| EXERCISE PROMPT |
Your task is to locate every line holding the string "Channel" and to copy each of them.

| DATA PROVIDED |

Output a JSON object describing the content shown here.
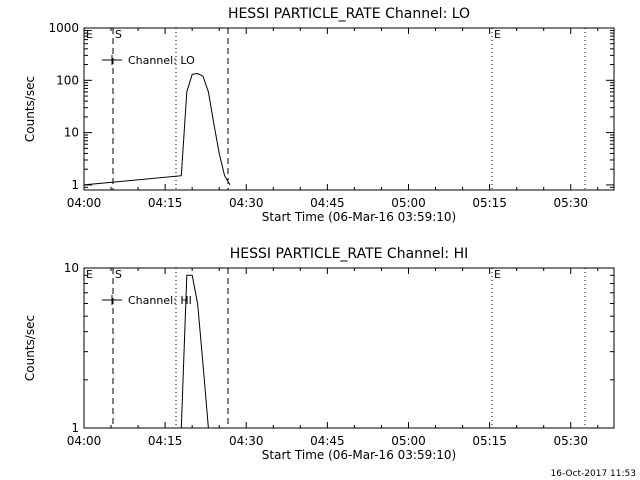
{
  "chart_data": [
    {
      "type": "line",
      "title": "HESSI PARTICLE_RATE Channel: LO",
      "xlabel": "Start Time (06-Mar-16 03:59:10)",
      "ylabel": "Counts/sec",
      "y_scale": "log",
      "ylim": [
        0.8,
        1000
      ],
      "xlim": [
        "04:00",
        "05:38"
      ],
      "x_ticks": [
        "04:00",
        "04:15",
        "04:30",
        "04:45",
        "05:00",
        "05:15",
        "05:30"
      ],
      "y_ticks": [
        "1",
        "10",
        "100",
        "1000"
      ],
      "legend": {
        "position": "top-left",
        "entries": [
          "Channel: LO"
        ]
      },
      "series": [
        {
          "name": "Channel: LO",
          "x": [
            "04:00",
            "04:18",
            "04:19",
            "04:20",
            "04:21",
            "04:22",
            "04:23",
            "04:24",
            "04:25",
            "04:26",
            "04:27"
          ],
          "y": [
            1,
            1.5,
            60,
            130,
            135,
            120,
            60,
            15,
            4,
            1.5,
            1
          ]
        }
      ],
      "annotations": [
        {
          "text": "E",
          "x": "04:00"
        },
        {
          "text": "S",
          "x": "04:06"
        },
        {
          "text": "E",
          "x": "05:15"
        }
      ],
      "grid": false
    },
    {
      "type": "line",
      "title": "HESSI PARTICLE_RATE Channel: HI",
      "xlabel": "Start Time (06-Mar-16 03:59:10)",
      "ylabel": "Counts/sec",
      "y_scale": "log",
      "ylim": [
        1,
        10
      ],
      "xlim": [
        "04:00",
        "05:38"
      ],
      "x_ticks": [
        "04:00",
        "04:15",
        "04:30",
        "04:45",
        "05:00",
        "05:15",
        "05:30"
      ],
      "y_ticks": [
        "1",
        "10"
      ],
      "legend": {
        "position": "top-left",
        "entries": [
          "Channel: HI"
        ]
      },
      "series": [
        {
          "name": "Channel: HI",
          "x": [
            "04:18",
            "04:19",
            "04:20",
            "04:21",
            "04:22",
            "04:23"
          ],
          "y": [
            1,
            9,
            9,
            6,
            2.5,
            1
          ]
        }
      ],
      "annotations": [
        {
          "text": "E",
          "x": "04:00"
        },
        {
          "text": "S",
          "x": "04:06"
        },
        {
          "text": "E",
          "x": "05:15"
        }
      ],
      "grid": false
    }
  ],
  "footer": {
    "timestamp": "16-Oct-2017 11:53"
  }
}
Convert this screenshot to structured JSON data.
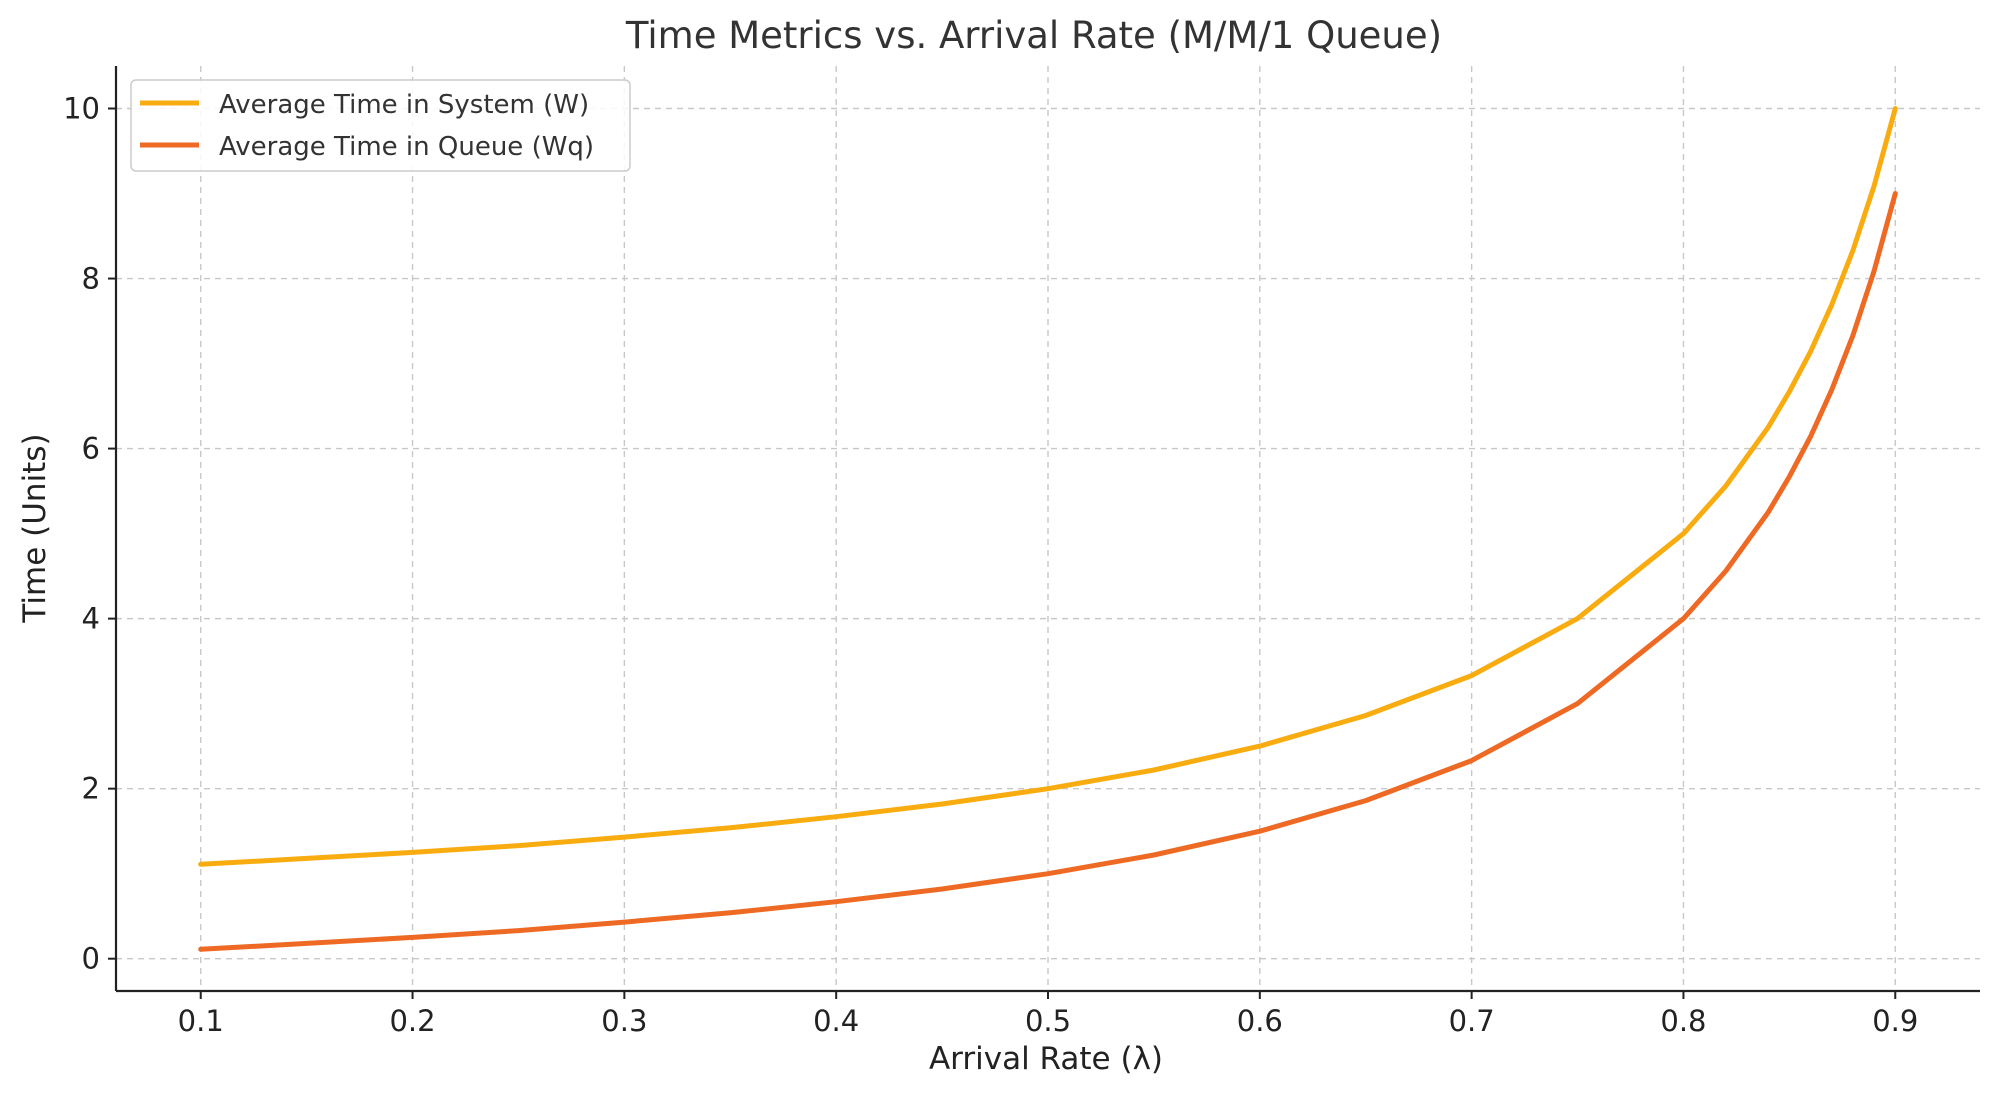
{
  "chart_data": {
    "type": "line",
    "title": "Time Metrics vs. Arrival Rate (M/M/1 Queue)",
    "xlabel": "Arrival Rate (λ)",
    "ylabel": "Time (Units)",
    "xlim": [
      0.06,
      0.94
    ],
    "ylim": [
      -0.38,
      10.5
    ],
    "xticks": [
      0.1,
      0.2,
      0.3,
      0.4,
      0.5,
      0.6,
      0.7,
      0.8,
      0.9
    ],
    "xtick_labels": [
      "0.1",
      "0.2",
      "0.3",
      "0.4",
      "0.5",
      "0.6",
      "0.7",
      "0.8",
      "0.9"
    ],
    "yticks": [
      0,
      2,
      4,
      6,
      8,
      10
    ],
    "ytick_labels": [
      "0",
      "2",
      "4",
      "6",
      "8",
      "10"
    ],
    "grid": true,
    "legend_position": "top-left",
    "x": [
      0.1,
      0.15,
      0.2,
      0.25,
      0.3,
      0.35,
      0.4,
      0.45,
      0.5,
      0.55,
      0.6,
      0.65,
      0.7,
      0.75,
      0.8,
      0.82,
      0.84,
      0.85,
      0.86,
      0.87,
      0.88,
      0.89,
      0.9
    ],
    "series": [
      {
        "name": "Average Time in System (W)",
        "color": "#F8AC10",
        "values": [
          1.11,
          1.18,
          1.25,
          1.33,
          1.43,
          1.54,
          1.67,
          1.82,
          2.0,
          2.22,
          2.5,
          2.86,
          3.33,
          4.0,
          5.0,
          5.56,
          6.25,
          6.67,
          7.14,
          7.69,
          8.33,
          9.09,
          10.0
        ]
      },
      {
        "name": "Average Time in Queue (Wq)",
        "color": "#EE6A24",
        "values": [
          0.11,
          0.18,
          0.25,
          0.33,
          0.43,
          0.54,
          0.67,
          0.82,
          1.0,
          1.22,
          1.5,
          1.86,
          2.33,
          3.0,
          4.0,
          4.56,
          5.25,
          5.67,
          6.14,
          6.69,
          7.33,
          8.09,
          9.0
        ]
      }
    ]
  }
}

| SOLUTION FOR THIS EXERCISE |
      "title": "HESSI PARTICLE_RATE Channel: LO",
          "Channel: LO"
          "name": "Channel: LO",
      "title": "HESSI PARTICLE_RATE Channel: HI",
          "Channel: HI"
          "name": "Channel: HI",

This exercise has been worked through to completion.